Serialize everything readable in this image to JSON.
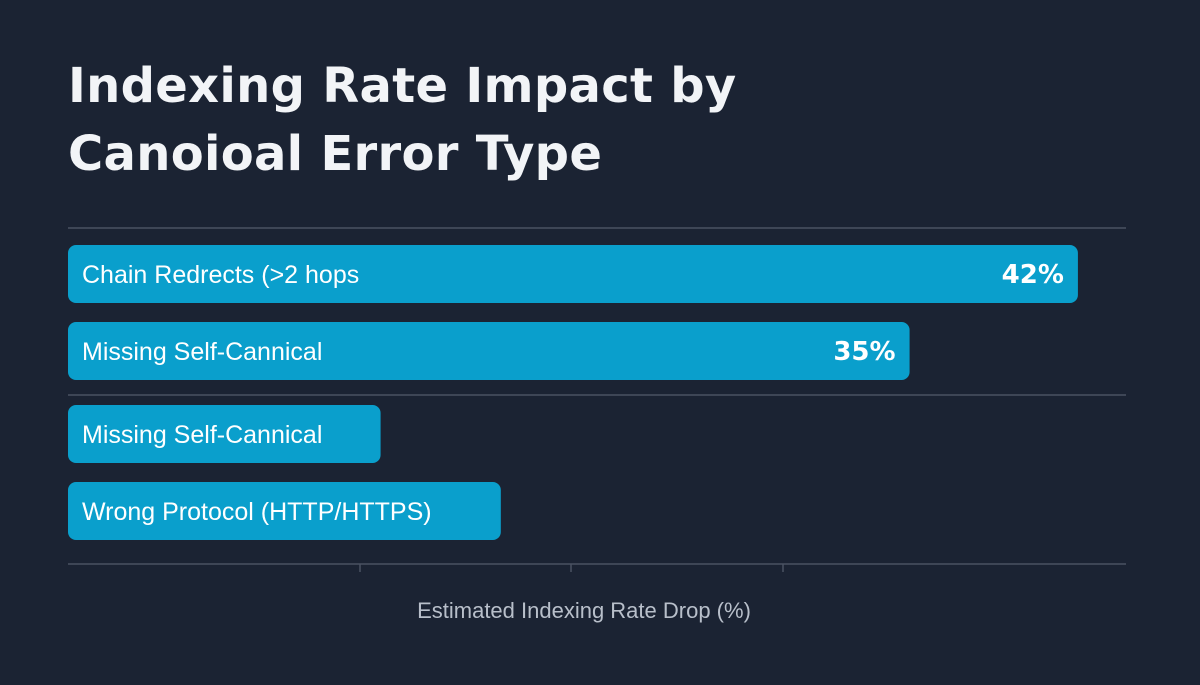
{
  "chart_data": {
    "type": "bar",
    "orientation": "horizontal",
    "title_lines": [
      "Indexing Rate Impact by",
      "Canoioal Error Type"
    ],
    "xlabel": "Estimated Indexing Rate Drop (%)",
    "ylabel": "",
    "xlim": [
      0,
      44
    ],
    "categories": [
      "Chain Redrects (>2 hops",
      "Missing Self-Cannical",
      "Missing Self-Cannical",
      "Wrong Protocol (HTTP/HTTPS)"
    ],
    "values": [
      42,
      35,
      13,
      18
    ],
    "data_labels": [
      "42%",
      "35%",
      "",
      ""
    ],
    "grid": true,
    "legend": "none",
    "colors": {
      "background": "#1b2333",
      "bar": "#0a9fcc",
      "bar_text": "#ffffff",
      "grid": "#4a5262",
      "title": "#f2f4f7",
      "axis_label": "#b8bfca"
    }
  }
}
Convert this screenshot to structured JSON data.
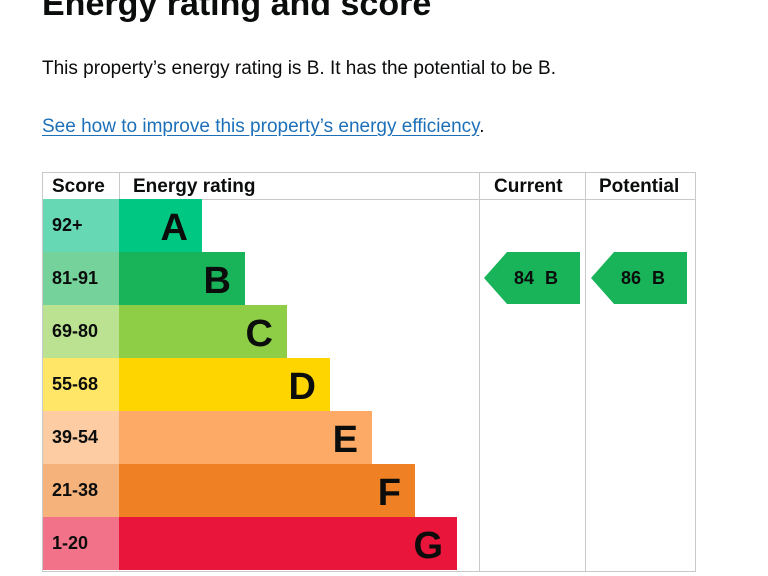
{
  "page": {
    "heading": "Energy rating and score",
    "summary": "This property’s energy rating is B. It has the potential to be B.",
    "link_text": "See how to improve this property’s energy efficiency",
    "link_trailing": "."
  },
  "table": {
    "headers": {
      "score": "Score",
      "rating": "Energy rating",
      "current": "Current",
      "potential": "Potential"
    },
    "rows": [
      {
        "score": "92+",
        "band": "A",
        "color": "#00c781",
        "score_bg": "#66d8b3"
      },
      {
        "score": "81-91",
        "band": "B",
        "color": "#19b459",
        "score_bg": "#75d29b"
      },
      {
        "score": "69-80",
        "band": "C",
        "color": "#8dce46",
        "score_bg": "#bbe290"
      },
      {
        "score": "55-68",
        "band": "D",
        "color": "#ffd500",
        "score_bg": "#ffe666"
      },
      {
        "score": "39-54",
        "band": "E",
        "color": "#fcaa65",
        "score_bg": "#fdcca3"
      },
      {
        "score": "21-38",
        "band": "F",
        "color": "#ef8023",
        "score_bg": "#f5b37b"
      },
      {
        "score": "1-20",
        "band": "G",
        "color": "#e9153b",
        "score_bg": "#f27389"
      }
    ],
    "current": {
      "label": "84 B",
      "band": "B",
      "color": "#19b459"
    },
    "potential": {
      "label": "86 B",
      "band": "B",
      "color": "#19b459"
    }
  }
}
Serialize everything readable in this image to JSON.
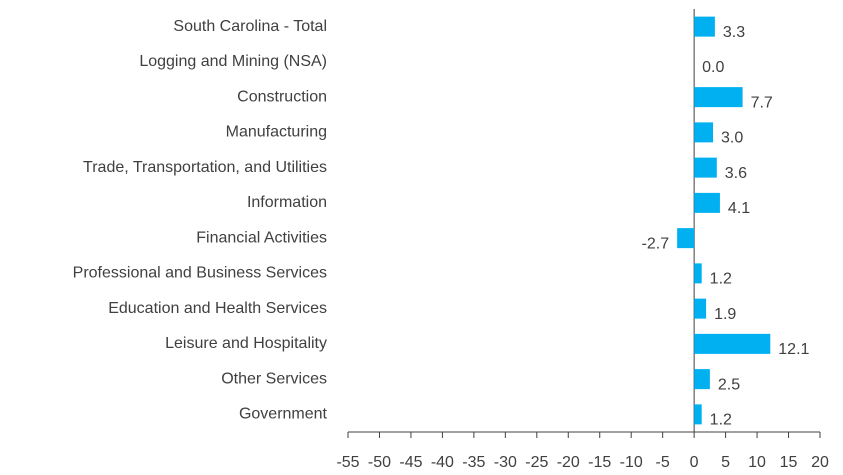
{
  "chart_data": {
    "type": "bar",
    "orientation": "horizontal",
    "categories": [
      "South Carolina - Total",
      "Logging and Mining (NSA)",
      "Construction",
      "Manufacturing",
      "Trade, Transportation, and Utilities",
      "Information",
      "Financial Activities",
      "Professional and Business Services",
      "Education and Health Services",
      "Leisure and Hospitality",
      "Other Services",
      "Government"
    ],
    "values": [
      3.3,
      0.0,
      7.7,
      3.0,
      3.6,
      4.1,
      -2.7,
      1.2,
      1.9,
      12.1,
      2.5,
      1.2
    ],
    "value_labels": [
      "3.3",
      "0.0",
      "7.7",
      "3.0",
      "3.6",
      "4.1",
      "-2.7",
      "1.2",
      "1.9",
      "12.1",
      "2.5",
      "1.2"
    ],
    "color": "#00b0f0",
    "xlim": [
      -55,
      20
    ],
    "xticks": [
      -55,
      -50,
      -45,
      -40,
      -35,
      -30,
      -25,
      -20,
      -15,
      -10,
      -5,
      0,
      5,
      10,
      15,
      20
    ],
    "grid": false
  }
}
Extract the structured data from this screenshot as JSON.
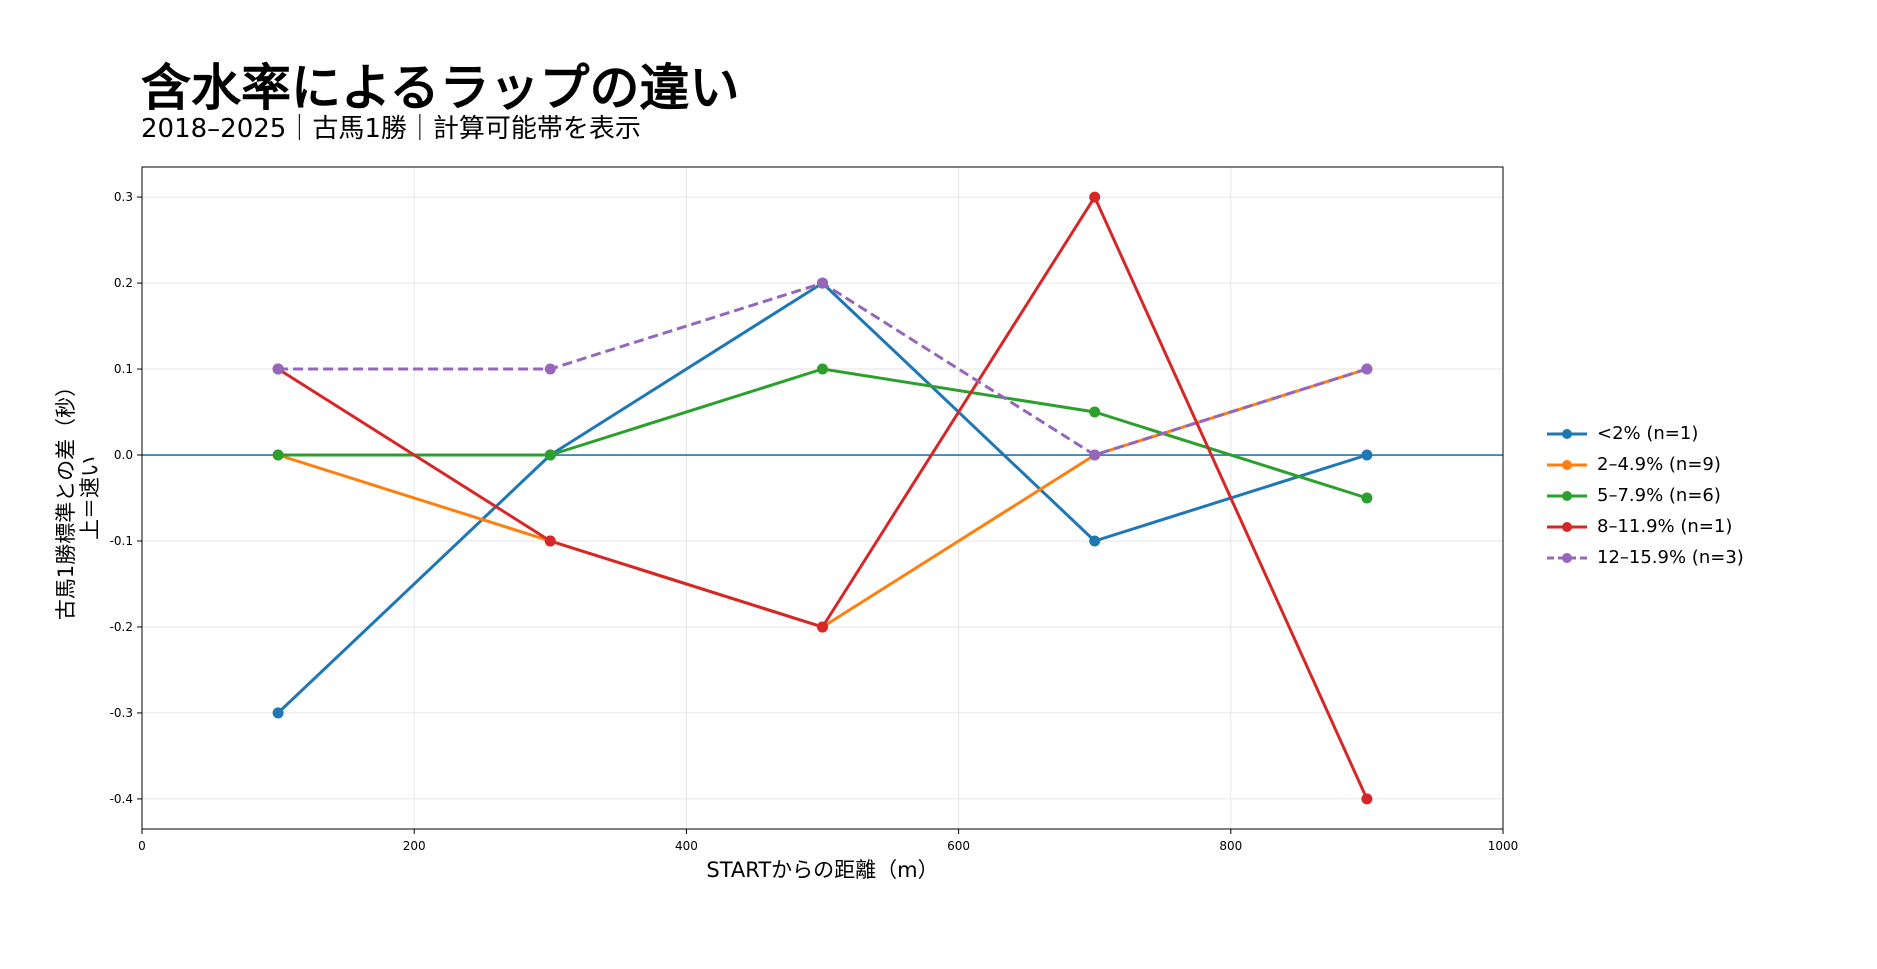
{
  "title": "含水率によるラップの違い",
  "subtitle": "2018–2025｜古馬1勝｜計算可能帯を表示",
  "chart_data": {
    "type": "line",
    "title": "含水率によるラップの違い",
    "subtitle": "2018–2025｜古馬1勝｜計算可能帯を表示",
    "xlabel": "STARTからの距離（m）",
    "ylabel_lines": [
      "古馬1勝標準との差（秒）",
      "上＝速い"
    ],
    "xlim": [
      0,
      1000
    ],
    "ylim": [
      -0.435,
      0.335
    ],
    "xticks": [
      0,
      200,
      400,
      600,
      800,
      1000
    ],
    "yticks": [
      0.3,
      0.2,
      0.1,
      0.0,
      -0.1,
      -0.2,
      -0.3,
      -0.4
    ],
    "ytick_labels": [
      "0.3",
      "0.2",
      "0.1",
      "0.0",
      "-0.1",
      "-0.2",
      "-0.3",
      "-0.4"
    ],
    "grid": true,
    "reference_line": {
      "y": 0.0,
      "color": "#1f77b4"
    },
    "legend_position": "right",
    "x": [
      100,
      300,
      500,
      700,
      900
    ],
    "series": [
      {
        "name": "<2% (n=1)",
        "color": "#1f77b4",
        "dashed": false,
        "values": [
          -0.3,
          0.0,
          0.2,
          -0.1,
          0.0
        ]
      },
      {
        "name": "2–4.9% (n=9)",
        "color": "#ff7f0e",
        "dashed": false,
        "values": [
          0.0,
          -0.1,
          -0.2,
          0.0,
          0.1
        ]
      },
      {
        "name": "5–7.9% (n=6)",
        "color": "#2ca02c",
        "dashed": false,
        "values": [
          0.0,
          0.0,
          0.1,
          0.05,
          -0.05
        ]
      },
      {
        "name": "8–11.9% (n=1)",
        "color": "#d62728",
        "dashed": false,
        "values": [
          0.1,
          -0.1,
          -0.2,
          0.3,
          -0.4
        ]
      },
      {
        "name": "12–15.9% (n=3)",
        "color": "#9467bd",
        "dashed": true,
        "values": [
          0.1,
          0.1,
          0.2,
          0.0,
          0.1
        ]
      }
    ]
  }
}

Exercise prompt
Print each entry shown above with exact wording and no pictures.

Response
Serialize everything readable in this image to JSON.
{
  "chart_data": {
    "type": "bar",
    "orientation": "horizontal",
    "title_lines": [
      "Indexing Rate Impact by",
      "Canoioal Error Type"
    ],
    "xlabel": "Estimated Indexing Rate Drop (%)",
    "ylabel": "",
    "xlim": [
      0,
      44
    ],
    "categories": [
      "Chain Redrects (>2 hops",
      "Missing Self-Cannical",
      "Missing Self-Cannical",
      "Wrong Protocol (HTTP/HTTPS)"
    ],
    "values": [
      42,
      35,
      13,
      18
    ],
    "data_labels": [
      "42%",
      "35%",
      "",
      ""
    ],
    "grid": true,
    "legend": "none",
    "colors": {
      "background": "#1b2333",
      "bar": "#0a9fcc",
      "bar_text": "#ffffff",
      "grid": "#4a5262",
      "title": "#f2f4f7",
      "axis_label": "#b8bfca"
    }
  }
}
Convert this screenshot to structured JSON data.
{
  "page": {
    "heading": "Energy rating and score",
    "summary": "This property’s energy rating is B. It has the potential to be B.",
    "link_text": "See how to improve this property’s energy efficiency",
    "link_trailing": "."
  },
  "table": {
    "headers": {
      "score": "Score",
      "rating": "Energy rating",
      "current": "Current",
      "potential": "Potential"
    },
    "rows": [
      {
        "score": "92+",
        "band": "A",
        "color": "#00c781",
        "score_bg": "#66d8b3"
      },
      {
        "score": "81-91",
        "band": "B",
        "color": "#19b459",
        "score_bg": "#75d29b"
      },
      {
        "score": "69-80",
        "band": "C",
        "color": "#8dce46",
        "score_bg": "#bbe290"
      },
      {
        "score": "55-68",
        "band": "D",
        "color": "#ffd500",
        "score_bg": "#ffe666"
      },
      {
        "score": "39-54",
        "band": "E",
        "color": "#fcaa65",
        "score_bg": "#fdcca3"
      },
      {
        "score": "21-38",
        "band": "F",
        "color": "#ef8023",
        "score_bg": "#f5b37b"
      },
      {
        "score": "1-20",
        "band": "G",
        "color": "#e9153b",
        "score_bg": "#f27389"
      }
    ],
    "current": {
      "label": "84 B",
      "band": "B",
      "color": "#19b459"
    },
    "potential": {
      "label": "86 B",
      "band": "B",
      "color": "#19b459"
    }
  }
}
Serialize everything readable in this image to JSON.
{
  "chart_data": {
    "type": "bar",
    "orientation": "horizontal",
    "categories": [
      "South Carolina - Total",
      "Logging and Mining (NSA)",
      "Construction",
      "Manufacturing",
      "Trade, Transportation, and Utilities",
      "Information",
      "Financial Activities",
      "Professional and Business Services",
      "Education and Health Services",
      "Leisure and Hospitality",
      "Other Services",
      "Government"
    ],
    "values": [
      3.3,
      0.0,
      7.7,
      3.0,
      3.6,
      4.1,
      -2.7,
      1.2,
      1.9,
      12.1,
      2.5,
      1.2
    ],
    "value_labels": [
      "3.3",
      "0.0",
      "7.7",
      "3.0",
      "3.6",
      "4.1",
      "-2.7",
      "1.2",
      "1.9",
      "12.1",
      "2.5",
      "1.2"
    ],
    "color": "#00b0f0",
    "xlim": [
      -55,
      20
    ],
    "xticks": [
      -55,
      -50,
      -45,
      -40,
      -35,
      -30,
      -25,
      -20,
      -15,
      -10,
      -5,
      0,
      5,
      10,
      15,
      20
    ],
    "grid": false
  }
}
Extract the structured data from this screenshot as JSON.
{
  "title": "含水率によるラップの違い",
  "subtitle": "2018–2025｜古馬1勝｜計算可能帯を表示",
  "chart_data": {
    "type": "line",
    "title": "含水率によるラップの違い",
    "subtitle": "2018–2025｜古馬1勝｜計算可能帯を表示",
    "xlabel": "STARTからの距離（m）",
    "ylabel_lines": [
      "古馬1勝標準との差（秒）",
      "上＝速い"
    ],
    "xlim": [
      0,
      1000
    ],
    "ylim": [
      -0.435,
      0.335
    ],
    "xticks": [
      0,
      200,
      400,
      600,
      800,
      1000
    ],
    "yticks": [
      0.3,
      0.2,
      0.1,
      0.0,
      -0.1,
      -0.2,
      -0.3,
      -0.4
    ],
    "ytick_labels": [
      "0.3",
      "0.2",
      "0.1",
      "0.0",
      "-0.1",
      "-0.2",
      "-0.3",
      "-0.4"
    ],
    "grid": true,
    "reference_line": {
      "y": 0.0,
      "color": "#1f77b4"
    },
    "legend_position": "right",
    "x": [
      100,
      300,
      500,
      700,
      900
    ],
    "series": [
      {
        "name": "<2% (n=1)",
        "color": "#1f77b4",
        "dashed": false,
        "values": [
          -0.3,
          0.0,
          0.2,
          -0.1,
          0.0
        ]
      },
      {
        "name": "2–4.9% (n=9)",
        "color": "#ff7f0e",
        "dashed": false,
        "values": [
          0.0,
          -0.1,
          -0.2,
          0.0,
          0.1
        ]
      },
      {
        "name": "5–7.9% (n=6)",
        "color": "#2ca02c",
        "dashed": false,
        "values": [
          0.0,
          0.0,
          0.1,
          0.05,
          -0.05
        ]
      },
      {
        "name": "8–11.9% (n=1)",
        "color": "#d62728",
        "dashed": false,
        "values": [
          0.1,
          -0.1,
          -0.2,
          0.3,
          -0.4
        ]
      },
      {
        "name": "12–15.9% (n=3)",
        "color": "#9467bd",
        "dashed": true,
        "values": [
          0.1,
          0.1,
          0.2,
          0.0,
          0.1
        ]
      }
    ]
  }
}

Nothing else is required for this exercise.